Recast everything from the line containing "248, 171, 268]" down to the line containing "org-node-root[interactable]: Danica Donaldson", both included, as a JSON list of strings with one string per line and blank lines omitted.
________________________
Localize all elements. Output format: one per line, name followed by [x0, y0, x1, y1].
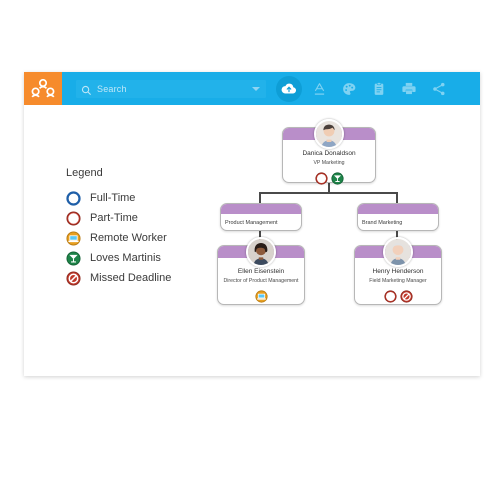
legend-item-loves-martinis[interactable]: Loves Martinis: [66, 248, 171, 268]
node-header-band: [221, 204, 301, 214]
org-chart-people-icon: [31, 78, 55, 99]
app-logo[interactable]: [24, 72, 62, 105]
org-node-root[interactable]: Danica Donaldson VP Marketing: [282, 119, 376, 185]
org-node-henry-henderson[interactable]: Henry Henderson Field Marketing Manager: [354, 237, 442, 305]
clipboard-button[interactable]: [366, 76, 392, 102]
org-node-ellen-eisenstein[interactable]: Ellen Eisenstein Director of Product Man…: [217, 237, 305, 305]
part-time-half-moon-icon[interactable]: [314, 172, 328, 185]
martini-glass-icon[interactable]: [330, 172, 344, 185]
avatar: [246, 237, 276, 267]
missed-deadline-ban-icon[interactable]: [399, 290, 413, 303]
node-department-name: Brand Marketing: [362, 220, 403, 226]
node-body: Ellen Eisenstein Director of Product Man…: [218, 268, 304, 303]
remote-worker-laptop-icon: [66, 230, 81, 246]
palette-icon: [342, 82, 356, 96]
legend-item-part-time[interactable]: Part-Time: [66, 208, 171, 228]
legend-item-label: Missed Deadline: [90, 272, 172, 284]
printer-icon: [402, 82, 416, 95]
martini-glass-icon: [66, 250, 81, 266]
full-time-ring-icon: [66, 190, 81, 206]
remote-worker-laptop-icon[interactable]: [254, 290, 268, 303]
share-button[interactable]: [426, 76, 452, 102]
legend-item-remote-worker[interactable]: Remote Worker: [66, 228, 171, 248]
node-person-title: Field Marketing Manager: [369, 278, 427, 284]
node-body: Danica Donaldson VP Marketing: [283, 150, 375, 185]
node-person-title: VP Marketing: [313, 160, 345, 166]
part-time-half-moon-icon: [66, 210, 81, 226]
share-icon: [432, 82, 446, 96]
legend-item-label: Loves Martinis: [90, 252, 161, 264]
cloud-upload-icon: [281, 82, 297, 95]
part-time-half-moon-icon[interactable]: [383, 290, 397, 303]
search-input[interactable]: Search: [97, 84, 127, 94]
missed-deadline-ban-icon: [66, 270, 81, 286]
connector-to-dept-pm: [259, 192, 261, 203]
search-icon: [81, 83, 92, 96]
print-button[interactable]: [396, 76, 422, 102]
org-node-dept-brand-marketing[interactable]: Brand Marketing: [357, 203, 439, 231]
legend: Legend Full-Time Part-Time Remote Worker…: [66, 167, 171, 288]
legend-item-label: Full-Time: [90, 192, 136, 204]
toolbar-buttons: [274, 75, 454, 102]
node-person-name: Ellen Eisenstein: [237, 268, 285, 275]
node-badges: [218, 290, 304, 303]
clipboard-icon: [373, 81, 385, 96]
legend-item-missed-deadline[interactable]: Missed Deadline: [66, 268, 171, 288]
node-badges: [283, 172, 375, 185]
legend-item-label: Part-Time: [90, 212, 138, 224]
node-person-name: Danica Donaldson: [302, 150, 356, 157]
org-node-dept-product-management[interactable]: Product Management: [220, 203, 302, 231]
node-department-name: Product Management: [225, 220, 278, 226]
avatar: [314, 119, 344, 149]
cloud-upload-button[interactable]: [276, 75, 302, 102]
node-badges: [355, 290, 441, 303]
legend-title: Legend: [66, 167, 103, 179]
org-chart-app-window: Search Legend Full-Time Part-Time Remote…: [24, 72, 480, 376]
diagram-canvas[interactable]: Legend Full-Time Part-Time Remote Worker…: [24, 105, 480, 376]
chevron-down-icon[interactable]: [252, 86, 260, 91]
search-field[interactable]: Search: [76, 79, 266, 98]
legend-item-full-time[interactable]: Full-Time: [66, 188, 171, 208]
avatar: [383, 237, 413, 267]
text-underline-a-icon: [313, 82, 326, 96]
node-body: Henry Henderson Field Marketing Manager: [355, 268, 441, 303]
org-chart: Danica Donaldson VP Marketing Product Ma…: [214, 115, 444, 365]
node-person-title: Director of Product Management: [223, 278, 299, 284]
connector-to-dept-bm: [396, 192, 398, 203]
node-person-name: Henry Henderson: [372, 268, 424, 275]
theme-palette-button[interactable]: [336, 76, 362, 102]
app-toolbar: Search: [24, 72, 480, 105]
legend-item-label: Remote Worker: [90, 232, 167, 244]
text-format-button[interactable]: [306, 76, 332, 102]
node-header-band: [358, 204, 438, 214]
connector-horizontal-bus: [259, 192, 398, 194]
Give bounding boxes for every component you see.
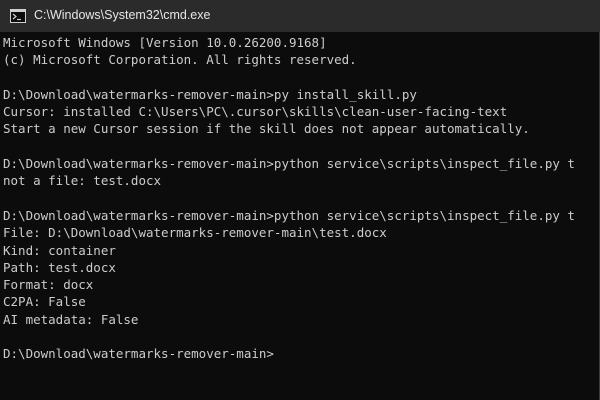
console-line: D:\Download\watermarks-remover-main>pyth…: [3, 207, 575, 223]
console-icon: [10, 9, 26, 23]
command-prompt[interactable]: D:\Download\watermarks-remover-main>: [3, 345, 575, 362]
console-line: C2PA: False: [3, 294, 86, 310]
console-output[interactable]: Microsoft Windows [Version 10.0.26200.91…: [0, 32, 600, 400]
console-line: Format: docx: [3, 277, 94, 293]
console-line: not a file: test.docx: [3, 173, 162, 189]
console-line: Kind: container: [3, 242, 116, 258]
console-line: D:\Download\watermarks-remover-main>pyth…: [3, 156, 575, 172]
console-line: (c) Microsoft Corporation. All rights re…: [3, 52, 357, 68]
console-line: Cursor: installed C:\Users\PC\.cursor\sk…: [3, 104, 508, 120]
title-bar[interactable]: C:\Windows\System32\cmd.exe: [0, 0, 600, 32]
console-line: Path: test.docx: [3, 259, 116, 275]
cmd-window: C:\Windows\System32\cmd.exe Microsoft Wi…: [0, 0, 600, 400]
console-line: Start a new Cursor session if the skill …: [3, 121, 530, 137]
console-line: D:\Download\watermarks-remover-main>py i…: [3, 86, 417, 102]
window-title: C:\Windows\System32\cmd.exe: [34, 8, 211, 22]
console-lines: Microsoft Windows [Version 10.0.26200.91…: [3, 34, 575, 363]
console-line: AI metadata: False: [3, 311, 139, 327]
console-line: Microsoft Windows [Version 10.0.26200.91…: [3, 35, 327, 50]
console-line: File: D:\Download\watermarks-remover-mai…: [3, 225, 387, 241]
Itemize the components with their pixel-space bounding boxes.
________________________
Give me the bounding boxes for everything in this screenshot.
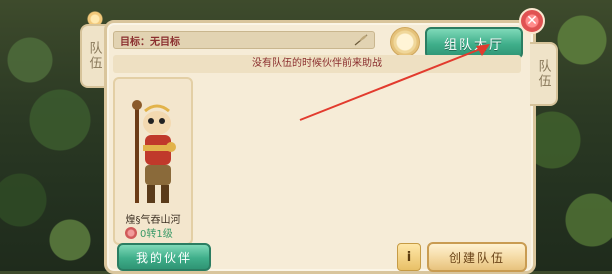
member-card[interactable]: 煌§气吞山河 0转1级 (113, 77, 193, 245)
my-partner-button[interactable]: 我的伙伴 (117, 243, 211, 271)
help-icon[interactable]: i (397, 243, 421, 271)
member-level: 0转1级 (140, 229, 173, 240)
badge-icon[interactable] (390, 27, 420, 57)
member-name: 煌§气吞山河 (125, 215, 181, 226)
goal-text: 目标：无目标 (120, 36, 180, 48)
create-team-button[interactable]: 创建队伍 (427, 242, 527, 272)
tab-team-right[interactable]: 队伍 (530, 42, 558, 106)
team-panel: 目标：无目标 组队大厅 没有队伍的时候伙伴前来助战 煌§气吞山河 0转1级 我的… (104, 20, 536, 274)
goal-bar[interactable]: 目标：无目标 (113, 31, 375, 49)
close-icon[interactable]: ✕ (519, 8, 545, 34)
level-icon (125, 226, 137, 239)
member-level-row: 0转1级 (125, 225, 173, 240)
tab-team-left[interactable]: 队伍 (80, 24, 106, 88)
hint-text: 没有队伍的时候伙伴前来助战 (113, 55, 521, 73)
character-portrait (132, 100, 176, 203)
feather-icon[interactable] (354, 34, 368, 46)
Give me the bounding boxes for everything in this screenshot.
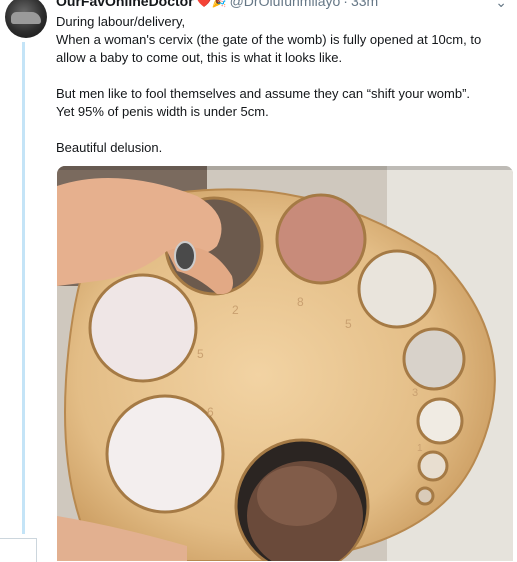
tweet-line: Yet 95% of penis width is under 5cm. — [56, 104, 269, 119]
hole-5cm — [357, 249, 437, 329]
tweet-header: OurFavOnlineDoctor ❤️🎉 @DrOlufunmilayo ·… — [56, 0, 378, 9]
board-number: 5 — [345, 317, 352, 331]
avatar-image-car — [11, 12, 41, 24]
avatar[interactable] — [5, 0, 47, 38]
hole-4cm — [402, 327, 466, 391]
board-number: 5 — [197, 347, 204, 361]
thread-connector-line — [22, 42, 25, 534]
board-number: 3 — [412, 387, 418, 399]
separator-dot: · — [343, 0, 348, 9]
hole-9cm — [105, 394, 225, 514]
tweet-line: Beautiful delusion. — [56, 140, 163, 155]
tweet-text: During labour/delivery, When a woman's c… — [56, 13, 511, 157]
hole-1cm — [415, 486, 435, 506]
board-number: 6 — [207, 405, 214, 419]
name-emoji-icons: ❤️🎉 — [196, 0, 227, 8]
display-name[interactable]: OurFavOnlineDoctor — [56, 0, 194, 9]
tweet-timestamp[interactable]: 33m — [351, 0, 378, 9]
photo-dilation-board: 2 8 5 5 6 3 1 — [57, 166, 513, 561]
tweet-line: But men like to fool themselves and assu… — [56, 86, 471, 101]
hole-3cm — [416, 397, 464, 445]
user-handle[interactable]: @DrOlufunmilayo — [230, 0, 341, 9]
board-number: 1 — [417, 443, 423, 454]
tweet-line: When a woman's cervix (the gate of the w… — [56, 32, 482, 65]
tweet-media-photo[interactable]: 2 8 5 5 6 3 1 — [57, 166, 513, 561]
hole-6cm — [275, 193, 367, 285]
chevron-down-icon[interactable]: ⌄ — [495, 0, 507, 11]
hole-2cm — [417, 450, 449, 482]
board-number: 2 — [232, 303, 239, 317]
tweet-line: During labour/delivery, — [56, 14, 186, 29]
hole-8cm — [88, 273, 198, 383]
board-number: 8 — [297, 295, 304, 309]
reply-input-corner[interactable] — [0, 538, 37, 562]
________________________
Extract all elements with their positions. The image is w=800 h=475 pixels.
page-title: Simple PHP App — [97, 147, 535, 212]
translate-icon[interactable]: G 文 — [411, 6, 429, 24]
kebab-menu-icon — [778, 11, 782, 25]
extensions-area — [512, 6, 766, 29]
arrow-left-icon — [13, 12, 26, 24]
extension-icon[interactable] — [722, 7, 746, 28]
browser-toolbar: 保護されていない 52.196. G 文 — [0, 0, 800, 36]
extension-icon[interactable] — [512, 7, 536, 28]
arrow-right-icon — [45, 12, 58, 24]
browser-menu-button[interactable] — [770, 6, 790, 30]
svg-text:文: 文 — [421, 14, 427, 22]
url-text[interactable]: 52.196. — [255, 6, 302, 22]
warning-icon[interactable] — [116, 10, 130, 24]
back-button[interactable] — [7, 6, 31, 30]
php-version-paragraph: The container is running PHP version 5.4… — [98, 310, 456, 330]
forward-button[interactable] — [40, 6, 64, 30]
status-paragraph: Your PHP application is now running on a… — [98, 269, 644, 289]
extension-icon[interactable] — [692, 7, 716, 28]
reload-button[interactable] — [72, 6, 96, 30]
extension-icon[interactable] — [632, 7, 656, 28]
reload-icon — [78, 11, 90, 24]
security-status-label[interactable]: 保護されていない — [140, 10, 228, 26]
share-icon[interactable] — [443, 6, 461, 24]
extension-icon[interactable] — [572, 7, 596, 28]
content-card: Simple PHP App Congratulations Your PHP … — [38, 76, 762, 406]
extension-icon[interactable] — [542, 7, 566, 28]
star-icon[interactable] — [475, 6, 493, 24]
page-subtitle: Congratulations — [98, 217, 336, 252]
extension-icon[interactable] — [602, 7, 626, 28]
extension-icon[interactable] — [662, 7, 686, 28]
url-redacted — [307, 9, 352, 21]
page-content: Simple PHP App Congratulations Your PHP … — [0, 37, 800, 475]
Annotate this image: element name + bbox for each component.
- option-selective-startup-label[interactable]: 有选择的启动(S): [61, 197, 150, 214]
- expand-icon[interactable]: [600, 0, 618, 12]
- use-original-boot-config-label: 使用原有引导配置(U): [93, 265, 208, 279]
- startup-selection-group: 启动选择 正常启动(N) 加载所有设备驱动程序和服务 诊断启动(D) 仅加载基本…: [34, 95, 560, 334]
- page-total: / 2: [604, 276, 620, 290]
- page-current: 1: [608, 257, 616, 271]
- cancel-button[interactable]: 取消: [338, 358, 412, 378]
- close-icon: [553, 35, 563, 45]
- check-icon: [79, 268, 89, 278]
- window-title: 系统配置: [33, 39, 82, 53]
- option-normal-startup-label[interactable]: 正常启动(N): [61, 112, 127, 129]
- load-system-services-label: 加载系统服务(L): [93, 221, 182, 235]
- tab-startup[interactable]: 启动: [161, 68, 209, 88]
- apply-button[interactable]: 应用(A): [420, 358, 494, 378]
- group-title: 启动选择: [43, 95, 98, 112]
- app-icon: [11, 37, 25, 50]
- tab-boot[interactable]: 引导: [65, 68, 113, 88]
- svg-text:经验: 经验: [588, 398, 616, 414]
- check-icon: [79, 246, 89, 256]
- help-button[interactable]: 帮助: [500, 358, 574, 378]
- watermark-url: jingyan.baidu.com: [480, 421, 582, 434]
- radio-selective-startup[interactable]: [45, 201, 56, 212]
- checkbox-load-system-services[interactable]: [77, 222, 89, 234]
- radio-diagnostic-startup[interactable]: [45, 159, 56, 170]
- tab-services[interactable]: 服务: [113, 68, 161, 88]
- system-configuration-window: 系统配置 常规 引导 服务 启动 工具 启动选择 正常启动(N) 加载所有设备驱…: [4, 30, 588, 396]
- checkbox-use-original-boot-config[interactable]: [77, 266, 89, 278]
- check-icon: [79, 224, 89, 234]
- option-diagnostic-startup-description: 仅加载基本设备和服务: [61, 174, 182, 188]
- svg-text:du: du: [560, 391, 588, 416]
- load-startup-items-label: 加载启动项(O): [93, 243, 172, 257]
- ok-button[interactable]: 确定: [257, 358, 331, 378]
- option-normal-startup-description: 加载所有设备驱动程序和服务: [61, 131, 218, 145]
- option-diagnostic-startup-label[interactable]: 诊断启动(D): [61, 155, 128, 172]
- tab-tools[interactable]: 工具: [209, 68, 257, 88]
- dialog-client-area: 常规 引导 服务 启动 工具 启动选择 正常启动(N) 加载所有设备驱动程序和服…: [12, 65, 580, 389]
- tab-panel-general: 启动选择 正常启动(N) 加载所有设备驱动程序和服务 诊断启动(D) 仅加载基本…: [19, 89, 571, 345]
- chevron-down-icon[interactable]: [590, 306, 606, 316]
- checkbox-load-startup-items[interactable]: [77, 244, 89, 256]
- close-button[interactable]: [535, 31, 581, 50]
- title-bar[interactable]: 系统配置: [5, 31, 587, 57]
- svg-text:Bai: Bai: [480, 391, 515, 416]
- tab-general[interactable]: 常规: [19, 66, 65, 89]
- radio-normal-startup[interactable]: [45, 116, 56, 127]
________________________
Complete output:
[
  "legend-item-loves-martinis[interactable]: Loves Martinis: [66, 248, 171, 268]",
  "node-header-band: [221, 204, 301, 214]",
  "org-chart-people-icon: [31, 78, 55, 99]",
  "app-logo[interactable]: [24, 72, 62, 105]",
  "org-node-root[interactable]: Danica Donaldson VP Marketing: [282, 119, 376, 185]"
]